— BEGIN INFORMATION GIVEN —
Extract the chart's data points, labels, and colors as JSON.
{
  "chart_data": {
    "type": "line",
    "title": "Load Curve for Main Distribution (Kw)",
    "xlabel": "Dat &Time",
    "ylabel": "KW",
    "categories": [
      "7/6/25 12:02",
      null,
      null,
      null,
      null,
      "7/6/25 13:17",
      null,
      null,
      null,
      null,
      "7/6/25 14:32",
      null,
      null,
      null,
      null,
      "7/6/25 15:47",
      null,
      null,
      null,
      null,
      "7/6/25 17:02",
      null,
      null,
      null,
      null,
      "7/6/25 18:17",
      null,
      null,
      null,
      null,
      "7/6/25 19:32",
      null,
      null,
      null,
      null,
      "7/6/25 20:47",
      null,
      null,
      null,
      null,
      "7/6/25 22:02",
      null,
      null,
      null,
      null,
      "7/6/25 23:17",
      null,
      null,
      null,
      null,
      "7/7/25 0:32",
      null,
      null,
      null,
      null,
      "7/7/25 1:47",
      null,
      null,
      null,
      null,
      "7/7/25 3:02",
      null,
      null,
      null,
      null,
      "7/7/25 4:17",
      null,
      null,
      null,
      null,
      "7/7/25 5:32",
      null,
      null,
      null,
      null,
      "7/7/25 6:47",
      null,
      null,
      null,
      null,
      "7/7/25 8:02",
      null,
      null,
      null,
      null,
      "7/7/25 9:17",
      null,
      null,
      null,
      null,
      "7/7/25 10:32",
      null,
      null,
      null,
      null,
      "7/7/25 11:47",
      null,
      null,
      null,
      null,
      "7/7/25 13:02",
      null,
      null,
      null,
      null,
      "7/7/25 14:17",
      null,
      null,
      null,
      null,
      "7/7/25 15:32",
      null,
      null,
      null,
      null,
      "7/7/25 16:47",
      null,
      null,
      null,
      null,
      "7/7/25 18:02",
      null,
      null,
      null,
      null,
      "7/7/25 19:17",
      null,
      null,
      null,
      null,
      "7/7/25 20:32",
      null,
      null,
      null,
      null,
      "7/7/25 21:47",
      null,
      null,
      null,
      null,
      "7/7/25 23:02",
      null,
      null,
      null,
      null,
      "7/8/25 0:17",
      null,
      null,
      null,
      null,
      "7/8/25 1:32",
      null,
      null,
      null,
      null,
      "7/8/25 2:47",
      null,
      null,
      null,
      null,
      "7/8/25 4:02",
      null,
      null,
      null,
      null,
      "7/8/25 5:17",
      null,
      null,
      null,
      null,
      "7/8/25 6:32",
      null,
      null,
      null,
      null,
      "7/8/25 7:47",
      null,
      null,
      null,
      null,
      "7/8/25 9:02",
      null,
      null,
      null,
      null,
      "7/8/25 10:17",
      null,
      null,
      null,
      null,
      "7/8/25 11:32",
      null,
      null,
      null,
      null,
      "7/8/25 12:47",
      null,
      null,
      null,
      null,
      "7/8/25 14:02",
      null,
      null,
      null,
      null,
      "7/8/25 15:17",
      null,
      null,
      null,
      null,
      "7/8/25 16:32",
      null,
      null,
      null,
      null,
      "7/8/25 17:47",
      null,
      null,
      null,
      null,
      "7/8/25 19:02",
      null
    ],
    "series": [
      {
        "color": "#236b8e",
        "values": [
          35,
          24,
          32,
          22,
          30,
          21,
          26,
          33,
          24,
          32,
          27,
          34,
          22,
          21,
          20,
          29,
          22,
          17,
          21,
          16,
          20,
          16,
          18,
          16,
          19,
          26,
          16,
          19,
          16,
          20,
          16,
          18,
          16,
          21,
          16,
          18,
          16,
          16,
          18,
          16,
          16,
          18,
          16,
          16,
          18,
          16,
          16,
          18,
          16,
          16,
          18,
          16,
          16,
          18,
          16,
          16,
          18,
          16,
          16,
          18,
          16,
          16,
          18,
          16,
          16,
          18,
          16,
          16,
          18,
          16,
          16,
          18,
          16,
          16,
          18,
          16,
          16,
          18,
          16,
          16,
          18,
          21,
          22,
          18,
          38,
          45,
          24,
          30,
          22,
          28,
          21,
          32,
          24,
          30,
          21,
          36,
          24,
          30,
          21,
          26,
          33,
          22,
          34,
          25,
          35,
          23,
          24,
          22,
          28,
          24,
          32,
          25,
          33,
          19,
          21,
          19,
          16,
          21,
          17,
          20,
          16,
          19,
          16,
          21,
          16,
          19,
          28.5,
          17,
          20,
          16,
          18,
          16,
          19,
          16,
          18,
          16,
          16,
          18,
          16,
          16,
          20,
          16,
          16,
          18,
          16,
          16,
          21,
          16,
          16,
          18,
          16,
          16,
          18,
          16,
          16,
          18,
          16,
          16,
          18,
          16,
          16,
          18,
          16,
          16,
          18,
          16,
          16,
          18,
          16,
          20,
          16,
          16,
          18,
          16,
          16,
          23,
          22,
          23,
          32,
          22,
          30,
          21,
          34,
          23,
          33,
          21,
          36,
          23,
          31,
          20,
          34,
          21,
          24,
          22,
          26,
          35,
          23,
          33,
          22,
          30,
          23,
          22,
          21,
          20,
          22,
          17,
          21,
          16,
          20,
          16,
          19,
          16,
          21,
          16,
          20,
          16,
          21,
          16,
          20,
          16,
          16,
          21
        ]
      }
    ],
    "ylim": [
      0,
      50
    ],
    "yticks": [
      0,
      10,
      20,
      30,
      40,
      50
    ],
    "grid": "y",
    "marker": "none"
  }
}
— END INFORMATION GIVEN —
*GIVEN INSTRUCTION*. Your task is to retype all of the records exactly.

*FULL SOLUTION*.
Extract the chart's data points, labels, and colors as JSON.
{
  "chart_data": {
    "type": "line",
    "title": "Load Curve for Main Distribution (Kw)",
    "xlabel": "Dat &Time",
    "ylabel": "KW",
    "categories": [
      "7/6/25 12:02",
      null,
      null,
      null,
      null,
      "7/6/25 13:17",
      null,
      null,
      null,
      null,
      "7/6/25 14:32",
      null,
      null,
      null,
      null,
      "7/6/25 15:47",
      null,
      null,
      null,
      null,
      "7/6/25 17:02",
      null,
      null,
      null,
      null,
      "7/6/25 18:17",
      null,
      null,
      null,
      null,
      "7/6/25 19:32",
      null,
      null,
      null,
      null,
      "7/6/25 20:47",
      null,
      null,
      null,
      null,
      "7/6/25 22:02",
      null,
      null,
      null,
      null,
      "7/6/25 23:17",
      null,
      null,
      null,
      null,
      "7/7/25 0:32",
      null,
      null,
      null,
      null,
      "7/7/25 1:47",
      null,
      null,
      null,
      null,
      "7/7/25 3:02",
      null,
      null,
      null,
      null,
      "7/7/25 4:17",
      null,
      null,
      null,
      null,
      "7/7/25 5:32",
      null,
      null,
      null,
      null,
      "7/7/25 6:47",
      null,
      null,
      null,
      null,
      "7/7/25 8:02",
      null,
      null,
      null,
      null,
      "7/7/25 9:17",
      null,
      null,
      null,
      null,
      "7/7/25 10:32",
      null,
      null,
      null,
      null,
      "7/7/25 11:47",
      null,
      null,
      null,
      null,
      "7/7/25 13:02",
      null,
      null,
      null,
      null,
      "7/7/25 14:17",
      null,
      null,
      null,
      null,
      "7/7/25 15:32",
      null,
      null,
      null,
      null,
      "7/7/25 16:47",
      null,
      null,
      null,
      null,
      "7/7/25 18:02",
      null,
      null,
      null,
      null,
      "7/7/25 19:17",
      null,
      null,
      null,
      null,
      "7/7/25 20:32",
      null,
      null,
      null,
      null,
      "7/7/25 21:47",
      null,
      null,
      null,
      null,
      "7/7/25 23:02",
      null,
      null,
      null,
      null,
      "7/8/25 0:17",
      null,
      null,
      null,
      null,
      "7/8/25 1:32",
      null,
      null,
      null,
      null,
      "7/8/25 2:47",
      null,
      null,
      null,
      null,
      "7/8/25 4:02",
      null,
      null,
      null,
      null,
      "7/8/25 5:17",
      null,
      null,
      null,
      null,
      "7/8/25 6:32",
      null,
      null,
      null,
      null,
      "7/8/25 7:47",
      null,
      null,
      null,
      null,
      "7/8/25 9:02",
      null,
      null,
      null,
      null,
      "7/8/25 10:17",
      null,
      null,
      null,
      null,
      "7/8/25 11:32",
      null,
      null,
      null,
      null,
      "7/8/25 12:47",
      null,
      null,
      null,
      null,
      "7/8/25 14:02",
      null,
      null,
      null,
      null,
      "7/8/25 15:17",
      null,
      null,
      null,
      null,
      "7/8/25 16:32",
      null,
      null,
      null,
      null,
      "7/8/25 17:47",
      null,
      null,
      null,
      null,
      "7/8/25 19:02",
      null
    ],
    "series": [
      {
        "color": "#236b8e",
        "values": [
          35,
          24,
          32,
          22,
          30,
          21,
          26,
          33,
          24,
          32,
          27,
          34,
          22,
          21,
          20,
          29,
          22,
          17,
          21,
          16,
          20,
          16,
          18,
          16,
          19,
          26,
          16,
          19,
          16,
          20,
          16,
          18,
          16,
          21,
          16,
          18,
          16,
          16,
          18,
          16,
          16,
          18,
          16,
          16,
          18,
          16,
          16,
          18,
          16,
          16,
          18,
          16,
          16,
          18,
          16,
          16,
          18,
          16,
          16,
          18,
          16,
          16,
          18,
          16,
          16,
          18,
          16,
          16,
          18,
          16,
          16,
          18,
          16,
          16,
          18,
          16,
          16,
          18,
          16,
          16,
          18,
          21,
          22,
          18,
          38,
          45,
          24,
          30,
          22,
          28,
          21,
          32,
          24,
          30,
          21,
          36,
          24,
          30,
          21,
          26,
          33,
          22,
          34,
          25,
          35,
          23,
          24,
          22,
          28,
          24,
          32,
          25,
          33,
          19,
          21,
          19,
          16,
          21,
          17,
          20,
          16,
          19,
          16,
          21,
          16,
          19,
          28.5,
          17,
          20,
          16,
          18,
          16,
          19,
          16,
          18,
          16,
          16,
          18,
          16,
          16,
          20,
          16,
          16,
          18,
          16,
          16,
          21,
          16,
          16,
          18,
          16,
          16,
          18,
          16,
          16,
          18,
          16,
          16,
          18,
          16,
          16,
          18,
          16,
          16,
          18,
          16,
          16,
          18,
          16,
          20,
          16,
          16,
          18,
          16,
          16,
          23,
          22,
          23,
          32,
          22,
          30,
          21,
          34,
          23,
          33,
          21,
          36,
          23,
          31,
          20,
          34,
          21,
          24,
          22,
          26,
          35,
          23,
          33,
          22,
          30,
          23,
          22,
          21,
          20,
          22,
          17,
          21,
          16,
          20,
          16,
          19,
          16,
          21,
          16,
          20,
          16,
          21,
          16,
          20,
          16,
          16,
          21
        ]
      }
    ],
    "ylim": [
      0,
      50
    ],
    "yticks": [
      0,
      10,
      20,
      30,
      40,
      50
    ],
    "grid": "y",
    "marker": "none"
  }
}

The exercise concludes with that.